## STATED TASK
Would you output the whole listing below, exactly as it reads?

Data records:

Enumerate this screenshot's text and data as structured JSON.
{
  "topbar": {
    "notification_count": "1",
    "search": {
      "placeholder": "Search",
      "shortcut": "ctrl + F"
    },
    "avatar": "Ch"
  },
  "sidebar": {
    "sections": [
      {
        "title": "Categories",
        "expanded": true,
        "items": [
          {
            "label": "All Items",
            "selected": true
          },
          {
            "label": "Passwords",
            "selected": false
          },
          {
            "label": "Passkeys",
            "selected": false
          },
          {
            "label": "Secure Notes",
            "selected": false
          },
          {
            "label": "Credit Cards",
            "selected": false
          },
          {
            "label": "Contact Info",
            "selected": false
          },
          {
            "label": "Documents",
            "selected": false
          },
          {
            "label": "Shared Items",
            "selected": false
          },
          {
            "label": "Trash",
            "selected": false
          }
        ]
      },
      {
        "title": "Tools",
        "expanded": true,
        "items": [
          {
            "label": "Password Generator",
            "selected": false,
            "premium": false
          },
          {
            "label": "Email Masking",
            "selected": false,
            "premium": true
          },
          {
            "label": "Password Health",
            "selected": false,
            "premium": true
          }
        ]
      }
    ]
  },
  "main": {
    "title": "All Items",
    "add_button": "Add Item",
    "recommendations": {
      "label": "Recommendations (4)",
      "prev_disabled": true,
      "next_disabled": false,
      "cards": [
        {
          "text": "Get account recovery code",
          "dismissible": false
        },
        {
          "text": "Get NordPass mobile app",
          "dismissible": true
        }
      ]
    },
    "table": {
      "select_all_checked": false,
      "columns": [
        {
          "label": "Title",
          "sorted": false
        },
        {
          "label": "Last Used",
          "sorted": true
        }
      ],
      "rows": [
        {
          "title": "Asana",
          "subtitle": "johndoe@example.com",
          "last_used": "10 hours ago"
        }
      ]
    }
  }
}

## OUTPUT
Enumerate this screenshot's text and data as structured JSON.
{
  "topbar": {
    "notification_count": "1",
    "search": {
      "placeholder": "Search",
      "shortcut": "ctrl + F"
    },
    "avatar": "Ch"
  },
  "sidebar": {
    "sections": [
      {
        "title": "Categories",
        "expanded": true,
        "items": [
          {
            "label": "All Items",
            "selected": true
          },
          {
            "label": "Passwords",
            "selected": false
          },
          {
            "label": "Passkeys",
            "selected": false
          },
          {
            "label": "Secure Notes",
            "selected": false
          },
          {
            "label": "Credit Cards",
            "selected": false
          },
          {
            "label": "Contact Info",
            "selected": false
          },
          {
            "label": "Documents",
            "selected": false
          },
          {
            "label": "Shared Items",
            "selected": false
          },
          {
            "label": "Trash",
            "selected": false
          }
        ]
      },
      {
        "title": "Tools",
        "expanded": true,
        "items": [
          {
            "label": "Password Generator",
            "selected": false,
            "premium": false
          },
          {
            "label": "Email Masking",
            "selected": false,
            "premium": true
          },
          {
            "label": "Password Health",
            "selected": false,
            "premium": true
          }
        ]
      }
    ]
  },
  "main": {
    "title": "All Items",
    "add_button": "Add Item",
    "recommendations": {
      "label": "Recommendations (4)",
      "prev_disabled": true,
      "next_disabled": false,
      "cards": [
        {
          "text": "Get account recovery code",
          "dismissible": false
        },
        {
          "text": "Get NordPass mobile app",
          "dismissible": true
        }
      ]
    },
    "table": {
      "select_all_checked": false,
      "columns": [
        {
          "label": "Title",
          "sorted": false
        },
        {
          "label": "Last Used",
          "sorted": true
        }
      ],
      "rows": [
        {
          "title": "Asana",
          "subtitle": "johndoe@example.com",
          "last_used": "10 hours ago"
        }
      ]
    }
  }
}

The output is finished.